## [Document passage]
To: "'Joe Subich, W4TV'" <lists@subich.com>, <towertalk@contesting.com>
Subject: Re: [TowerTalk] W6NL 40m Moxon
From: "Hardy Landskov" <n7rt@cox.net>
Date: Sun, 10 Apr 2016 18:09:23 -0400
List-post: <towertalk@contesting.com">mailto:towertalk@contesting.com>
Hi All,
My 2 cents. I have seen the wind suddenly die--then change direction--then 
change again. It's like a box of chocolates....
N7RT/4

-----Original Message-----
From: TowerTalk [mailto:towertalk-bounces@contesting.com] On Behalf Of Joe 
Subich, W4TV
Sent: Sunday, April 10, 2016 7:56 AM
To: towertalk@contesting.com
Subject: Re: [TowerTalk] W6NL 40m Moxon



> I suppose with some trig you could figure the total projected area at 
> various wind angles. One going down and one going up. Would some angle 
> that gives equal projected area from each figure be the max?

You don't need to be concerned with equal areas.  The force (load) on the 
element will be broadside to the element and will vary with the angle of the 
wind to the element.  The force (load) on the boom will be broadside to the 
boom and vary with the angle of the wind to the boom.  Those forces add as a 
vector sum which is maximized when the wind is at 45 degrees to the 
boom/elements.

The area of largest force is:
    sin(45) * (2.88 + 2.76) + cos(45) * (3.67 + 1.24 + 1.20)

## [Data records]
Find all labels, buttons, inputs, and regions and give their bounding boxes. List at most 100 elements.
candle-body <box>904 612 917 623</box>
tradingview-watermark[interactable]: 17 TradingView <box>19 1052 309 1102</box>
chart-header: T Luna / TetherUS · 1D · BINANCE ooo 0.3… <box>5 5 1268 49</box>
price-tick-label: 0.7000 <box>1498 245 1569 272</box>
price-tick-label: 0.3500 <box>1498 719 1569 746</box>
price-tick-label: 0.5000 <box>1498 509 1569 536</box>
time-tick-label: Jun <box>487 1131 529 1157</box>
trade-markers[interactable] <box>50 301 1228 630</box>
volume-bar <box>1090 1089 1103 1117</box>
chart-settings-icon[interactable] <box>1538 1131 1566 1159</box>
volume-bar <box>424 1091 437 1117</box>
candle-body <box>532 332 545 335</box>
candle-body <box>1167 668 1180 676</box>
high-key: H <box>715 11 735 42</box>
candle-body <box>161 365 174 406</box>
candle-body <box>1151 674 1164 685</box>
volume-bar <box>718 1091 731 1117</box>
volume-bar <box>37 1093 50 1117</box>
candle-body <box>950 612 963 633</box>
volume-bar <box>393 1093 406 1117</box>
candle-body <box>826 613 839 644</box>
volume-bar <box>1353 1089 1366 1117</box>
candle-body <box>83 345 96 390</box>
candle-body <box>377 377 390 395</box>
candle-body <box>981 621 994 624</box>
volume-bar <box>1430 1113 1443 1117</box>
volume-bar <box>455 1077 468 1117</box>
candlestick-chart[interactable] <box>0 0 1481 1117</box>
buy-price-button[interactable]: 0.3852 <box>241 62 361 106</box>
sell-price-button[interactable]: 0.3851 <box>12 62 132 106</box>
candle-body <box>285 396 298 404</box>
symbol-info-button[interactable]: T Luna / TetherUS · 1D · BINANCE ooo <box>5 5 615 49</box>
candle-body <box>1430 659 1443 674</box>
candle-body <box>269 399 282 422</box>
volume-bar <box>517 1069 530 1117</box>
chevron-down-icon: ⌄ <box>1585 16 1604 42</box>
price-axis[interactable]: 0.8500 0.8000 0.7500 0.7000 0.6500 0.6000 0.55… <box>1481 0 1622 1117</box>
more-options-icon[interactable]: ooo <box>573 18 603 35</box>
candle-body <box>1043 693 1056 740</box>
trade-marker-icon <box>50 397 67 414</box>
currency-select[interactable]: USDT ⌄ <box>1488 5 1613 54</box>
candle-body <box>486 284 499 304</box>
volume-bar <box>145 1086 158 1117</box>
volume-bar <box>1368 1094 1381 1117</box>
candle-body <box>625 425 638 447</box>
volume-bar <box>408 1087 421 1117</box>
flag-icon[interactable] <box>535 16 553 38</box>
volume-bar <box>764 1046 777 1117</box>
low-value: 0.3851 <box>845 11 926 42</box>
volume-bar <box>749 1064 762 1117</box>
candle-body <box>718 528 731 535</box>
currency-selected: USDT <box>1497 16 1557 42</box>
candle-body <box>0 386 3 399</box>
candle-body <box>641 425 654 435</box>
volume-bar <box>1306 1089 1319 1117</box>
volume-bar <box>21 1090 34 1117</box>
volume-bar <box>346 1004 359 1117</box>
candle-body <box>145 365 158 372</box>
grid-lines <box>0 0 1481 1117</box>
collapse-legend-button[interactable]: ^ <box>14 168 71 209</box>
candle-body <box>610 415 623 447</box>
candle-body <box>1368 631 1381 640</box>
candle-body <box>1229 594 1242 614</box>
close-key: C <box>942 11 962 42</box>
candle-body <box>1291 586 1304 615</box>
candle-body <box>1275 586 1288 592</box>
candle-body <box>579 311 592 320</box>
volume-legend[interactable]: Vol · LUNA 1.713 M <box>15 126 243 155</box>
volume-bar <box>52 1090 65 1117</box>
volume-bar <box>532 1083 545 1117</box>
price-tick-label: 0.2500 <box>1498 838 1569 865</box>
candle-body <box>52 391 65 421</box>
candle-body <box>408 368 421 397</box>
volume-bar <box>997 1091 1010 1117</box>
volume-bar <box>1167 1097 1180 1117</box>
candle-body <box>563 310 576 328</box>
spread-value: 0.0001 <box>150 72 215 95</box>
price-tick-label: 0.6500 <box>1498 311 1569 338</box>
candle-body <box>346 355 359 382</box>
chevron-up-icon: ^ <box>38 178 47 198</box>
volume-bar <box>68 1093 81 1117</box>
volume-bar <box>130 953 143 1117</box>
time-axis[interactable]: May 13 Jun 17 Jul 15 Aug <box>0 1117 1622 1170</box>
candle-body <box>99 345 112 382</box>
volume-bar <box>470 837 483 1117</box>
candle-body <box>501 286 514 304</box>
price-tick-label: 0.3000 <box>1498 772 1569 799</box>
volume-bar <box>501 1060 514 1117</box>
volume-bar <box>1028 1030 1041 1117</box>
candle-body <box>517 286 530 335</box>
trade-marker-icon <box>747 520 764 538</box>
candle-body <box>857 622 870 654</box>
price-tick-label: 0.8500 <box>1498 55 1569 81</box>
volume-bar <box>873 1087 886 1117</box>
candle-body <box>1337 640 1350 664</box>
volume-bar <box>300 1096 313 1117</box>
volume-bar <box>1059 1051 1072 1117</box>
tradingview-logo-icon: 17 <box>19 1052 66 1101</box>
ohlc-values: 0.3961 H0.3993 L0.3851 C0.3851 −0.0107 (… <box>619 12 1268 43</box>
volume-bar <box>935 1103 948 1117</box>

## [Set problem 1]
Answer these questions from the Moxon thread, one line each:
(a) What has Hardy Landskov seen the wind do?
(b) At what angle to the boom and elements is the vector sum of the forces at its maximum?
(c) In what direction does the force on the boom act?
## [Set problem 2]
Summarize the Moxon thread in two sentences.
## [Set problem 3]
Continue the Moxon thread from the point where it stops.

## [Exercise response 1]
(a) Suddenly die, then change direction, then change again.
(b) 45 degrees.
(c) Broadside to the boom, varying with the angle of the wind to the boom.

## [Exercise response 2]
Joe Subich, W4TV, replies that equal projected areas need not be a concern, because the loads on the element and on the boom each act broadside to their part and add as a vector sum that is greatest when the wind is at 45 degrees to the boom and elements. Hardy Landskov adds that he has seen the wind suddenly die, then change direction, then change again.

## [Exercise response 3]
  = 0.707 * (5.64) + 0.707 * (6.11)
  = 8.31 sq. ft.

The boom value will need to be increased somewhat to account for a boom to mast 
plate and the element values increased to account for element mounting 
hardware, particularly if the original U channel is used.  I'd allow between 
8.5 and 9 sq. ft in any tower/mast loading calculation.

73,

    ... Joe, W4TV


On 4/10/2016 12:51 AM, Ken K6MR wrote:
> I’ve wondered this myself but never bothered to model it. Here are some rough 
> figures from Yagi Stress:
>
> Reflector element without the tee: 2.88 sq ft.
> Driven element without the tee: 2.76 sq. ft.
>
> Reflector tee (each): 0.62 sq. ft.
> Driven tee (each) 0.60 sq. ft.
>
> Boom: 3.67 sq. ft.
>
> Now the hard part: how do they add? I’m an EE so my logic may be totally 
> flawed. YS doesn’t allow for the tees in a single model so I can’t have it do 
> everything at once.
> Since the tees are parallel with the boom, I would think you would just add 
> the area of the tees to the area of the boom which should be the projected 
> area with the wind blowing 90 degrees to the antenna.
> That would give 6.11 sq. ft. for that case. Wind straight on would be just 
> the elements: 5.64 sq. ft.
>
> I suppose with some trig you could figure the total projected area at various 
> wind angles. One going down and one going up. Would some angle that gives 
> equal projected area from each figure be the max?
>
> My first one is built from scratch and mounted to the side of the tower so I 
> wasn’t concerned with wind area. The XM240 is at the top of a mast so when I 
> convert that one I’ll have to be more careful.
>
> Ok you mechanical types: does this look reasonable??
>
> Ken K6MR
>
>
>
> From: Kevin Stover<mailto:kevin.stover@mediacombb.net>
> Sent: Friday, April 8, 2016 19:18
> To: towertalk@contesting.com<mailto:towertalk@contesting.com>
> Subject: [TowerTalk] W6NL 40m Moxon
>
> I need to figure out the wind area of the W6NL 40 Moxon antenna.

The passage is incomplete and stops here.